— Objective —
Read the records below. Copy each line where the string "this" occurs.

______

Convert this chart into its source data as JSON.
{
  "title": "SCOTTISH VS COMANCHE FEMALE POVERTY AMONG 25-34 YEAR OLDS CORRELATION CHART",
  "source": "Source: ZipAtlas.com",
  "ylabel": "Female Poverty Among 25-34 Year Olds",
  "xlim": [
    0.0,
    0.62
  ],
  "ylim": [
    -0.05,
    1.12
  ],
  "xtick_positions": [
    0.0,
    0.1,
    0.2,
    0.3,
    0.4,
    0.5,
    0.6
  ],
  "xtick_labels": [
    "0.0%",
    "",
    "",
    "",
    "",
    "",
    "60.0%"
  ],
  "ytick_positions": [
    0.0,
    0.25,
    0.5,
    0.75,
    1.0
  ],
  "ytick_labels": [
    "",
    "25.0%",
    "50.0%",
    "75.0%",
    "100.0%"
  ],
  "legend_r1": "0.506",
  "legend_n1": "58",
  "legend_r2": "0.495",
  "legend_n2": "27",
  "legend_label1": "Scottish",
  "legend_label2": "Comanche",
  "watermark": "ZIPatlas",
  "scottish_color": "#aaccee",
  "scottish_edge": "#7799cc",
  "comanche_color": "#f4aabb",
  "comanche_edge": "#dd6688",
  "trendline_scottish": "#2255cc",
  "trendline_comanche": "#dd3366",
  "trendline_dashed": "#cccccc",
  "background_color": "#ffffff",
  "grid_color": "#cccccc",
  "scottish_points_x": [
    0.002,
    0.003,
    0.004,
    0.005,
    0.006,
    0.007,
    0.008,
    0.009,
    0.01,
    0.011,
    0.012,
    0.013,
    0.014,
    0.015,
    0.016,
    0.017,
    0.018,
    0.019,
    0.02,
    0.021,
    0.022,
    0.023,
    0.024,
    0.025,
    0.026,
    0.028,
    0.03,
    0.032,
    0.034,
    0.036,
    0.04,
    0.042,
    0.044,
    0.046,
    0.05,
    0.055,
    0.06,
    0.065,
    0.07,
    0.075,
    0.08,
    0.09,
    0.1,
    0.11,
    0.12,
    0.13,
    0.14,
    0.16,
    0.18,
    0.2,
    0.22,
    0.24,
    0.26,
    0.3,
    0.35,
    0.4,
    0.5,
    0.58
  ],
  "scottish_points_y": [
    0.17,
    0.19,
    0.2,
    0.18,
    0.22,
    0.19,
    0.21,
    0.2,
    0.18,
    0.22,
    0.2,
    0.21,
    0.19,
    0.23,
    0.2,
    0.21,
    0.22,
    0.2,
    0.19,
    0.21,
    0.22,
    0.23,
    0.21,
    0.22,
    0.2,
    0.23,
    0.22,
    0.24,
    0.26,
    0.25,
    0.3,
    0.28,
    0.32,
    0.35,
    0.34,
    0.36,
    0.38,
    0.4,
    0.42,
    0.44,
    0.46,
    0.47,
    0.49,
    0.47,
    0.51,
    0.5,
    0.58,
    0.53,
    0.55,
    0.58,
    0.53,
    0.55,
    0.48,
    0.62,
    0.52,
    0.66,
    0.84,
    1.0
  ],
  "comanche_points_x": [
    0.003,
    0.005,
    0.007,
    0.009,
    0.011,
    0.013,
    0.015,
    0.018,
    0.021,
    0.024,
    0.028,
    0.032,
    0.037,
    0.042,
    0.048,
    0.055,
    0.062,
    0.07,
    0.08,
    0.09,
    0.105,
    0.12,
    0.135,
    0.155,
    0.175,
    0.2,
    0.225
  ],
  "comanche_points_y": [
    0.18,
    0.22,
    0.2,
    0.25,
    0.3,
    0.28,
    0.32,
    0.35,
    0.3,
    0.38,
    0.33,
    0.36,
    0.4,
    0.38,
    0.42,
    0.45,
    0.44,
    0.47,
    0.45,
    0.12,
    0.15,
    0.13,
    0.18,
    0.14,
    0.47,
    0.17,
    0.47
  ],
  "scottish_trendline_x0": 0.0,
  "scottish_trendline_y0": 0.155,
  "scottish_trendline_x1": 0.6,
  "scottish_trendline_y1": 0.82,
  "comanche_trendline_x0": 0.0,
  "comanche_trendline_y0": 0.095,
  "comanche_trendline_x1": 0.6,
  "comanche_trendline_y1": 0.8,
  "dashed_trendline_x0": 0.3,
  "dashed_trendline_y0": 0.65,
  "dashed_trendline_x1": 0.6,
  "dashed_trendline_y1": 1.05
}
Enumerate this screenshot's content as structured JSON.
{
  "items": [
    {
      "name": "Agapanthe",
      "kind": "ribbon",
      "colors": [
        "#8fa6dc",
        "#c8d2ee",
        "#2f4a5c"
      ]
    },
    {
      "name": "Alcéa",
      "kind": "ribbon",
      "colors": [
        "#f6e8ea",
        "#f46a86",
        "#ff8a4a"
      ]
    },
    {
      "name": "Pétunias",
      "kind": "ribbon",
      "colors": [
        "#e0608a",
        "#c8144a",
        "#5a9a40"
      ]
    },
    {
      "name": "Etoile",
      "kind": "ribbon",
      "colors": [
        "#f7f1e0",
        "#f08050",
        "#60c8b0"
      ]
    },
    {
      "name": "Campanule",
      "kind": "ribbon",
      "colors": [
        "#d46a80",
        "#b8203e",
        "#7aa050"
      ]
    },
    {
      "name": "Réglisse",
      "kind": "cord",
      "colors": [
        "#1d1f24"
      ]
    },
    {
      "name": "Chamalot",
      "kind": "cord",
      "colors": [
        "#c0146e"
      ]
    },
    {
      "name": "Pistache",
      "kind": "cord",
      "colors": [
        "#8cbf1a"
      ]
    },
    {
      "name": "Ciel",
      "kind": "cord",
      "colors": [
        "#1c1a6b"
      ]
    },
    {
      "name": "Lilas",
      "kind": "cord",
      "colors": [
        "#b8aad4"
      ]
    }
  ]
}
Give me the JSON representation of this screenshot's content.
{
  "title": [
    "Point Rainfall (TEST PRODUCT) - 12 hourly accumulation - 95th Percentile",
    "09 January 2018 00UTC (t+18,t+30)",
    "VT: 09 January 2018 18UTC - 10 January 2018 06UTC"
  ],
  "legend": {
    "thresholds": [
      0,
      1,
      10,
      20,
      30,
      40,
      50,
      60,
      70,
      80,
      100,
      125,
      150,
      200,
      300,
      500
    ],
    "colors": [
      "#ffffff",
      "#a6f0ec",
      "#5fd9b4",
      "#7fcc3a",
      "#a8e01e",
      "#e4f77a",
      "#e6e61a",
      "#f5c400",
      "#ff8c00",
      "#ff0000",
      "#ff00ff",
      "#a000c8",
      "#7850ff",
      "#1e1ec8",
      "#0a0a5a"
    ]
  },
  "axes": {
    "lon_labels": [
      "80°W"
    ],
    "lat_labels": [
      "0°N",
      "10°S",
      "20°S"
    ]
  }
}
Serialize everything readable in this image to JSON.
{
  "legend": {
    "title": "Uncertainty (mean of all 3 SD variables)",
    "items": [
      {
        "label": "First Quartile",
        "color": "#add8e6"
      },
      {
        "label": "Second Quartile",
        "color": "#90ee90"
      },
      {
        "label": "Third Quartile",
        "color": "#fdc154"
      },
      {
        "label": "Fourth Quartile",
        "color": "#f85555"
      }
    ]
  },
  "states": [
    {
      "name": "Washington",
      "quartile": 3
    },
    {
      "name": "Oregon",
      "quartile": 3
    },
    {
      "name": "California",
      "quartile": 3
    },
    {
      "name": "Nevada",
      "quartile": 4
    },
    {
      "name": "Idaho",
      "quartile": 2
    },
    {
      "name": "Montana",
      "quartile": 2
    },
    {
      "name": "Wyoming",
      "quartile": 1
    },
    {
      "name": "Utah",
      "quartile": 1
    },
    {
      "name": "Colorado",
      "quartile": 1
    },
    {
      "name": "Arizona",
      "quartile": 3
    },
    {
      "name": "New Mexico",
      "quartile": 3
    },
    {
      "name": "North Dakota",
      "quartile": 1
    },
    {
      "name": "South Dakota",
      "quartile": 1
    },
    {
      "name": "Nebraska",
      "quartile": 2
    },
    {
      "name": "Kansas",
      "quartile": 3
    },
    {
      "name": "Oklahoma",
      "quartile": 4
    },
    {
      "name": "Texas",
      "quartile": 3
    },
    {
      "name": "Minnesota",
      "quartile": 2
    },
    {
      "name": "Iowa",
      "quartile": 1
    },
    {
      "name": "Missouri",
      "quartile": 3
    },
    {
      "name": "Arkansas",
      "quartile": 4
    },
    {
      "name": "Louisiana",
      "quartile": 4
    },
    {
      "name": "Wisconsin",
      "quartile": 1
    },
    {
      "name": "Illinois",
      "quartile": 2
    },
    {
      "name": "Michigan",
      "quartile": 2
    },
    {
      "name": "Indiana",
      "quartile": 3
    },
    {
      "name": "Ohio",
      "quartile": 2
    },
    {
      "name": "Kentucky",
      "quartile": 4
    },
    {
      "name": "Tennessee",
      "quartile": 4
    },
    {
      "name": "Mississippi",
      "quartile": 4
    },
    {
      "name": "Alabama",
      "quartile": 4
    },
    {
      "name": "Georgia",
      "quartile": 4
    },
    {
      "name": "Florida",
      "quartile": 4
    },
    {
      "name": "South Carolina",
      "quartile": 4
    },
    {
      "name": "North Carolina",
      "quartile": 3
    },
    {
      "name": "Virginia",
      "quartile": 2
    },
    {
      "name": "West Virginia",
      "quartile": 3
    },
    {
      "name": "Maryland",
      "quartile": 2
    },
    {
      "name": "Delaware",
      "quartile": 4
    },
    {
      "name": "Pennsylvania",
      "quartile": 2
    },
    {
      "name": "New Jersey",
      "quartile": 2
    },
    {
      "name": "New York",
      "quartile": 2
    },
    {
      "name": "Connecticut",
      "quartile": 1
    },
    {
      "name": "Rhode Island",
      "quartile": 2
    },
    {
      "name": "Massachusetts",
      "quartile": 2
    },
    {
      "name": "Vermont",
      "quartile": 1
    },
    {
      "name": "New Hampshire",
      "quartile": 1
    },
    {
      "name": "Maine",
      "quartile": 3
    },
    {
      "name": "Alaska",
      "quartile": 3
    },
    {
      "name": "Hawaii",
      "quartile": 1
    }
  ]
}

______

— Final answer —
Convert this chart into its source data as JSON.
Enumerate this screenshot's content as structured JSON.
Give me the JSON representation of this screenshot's content.
Serialize everything readable in this image to JSON.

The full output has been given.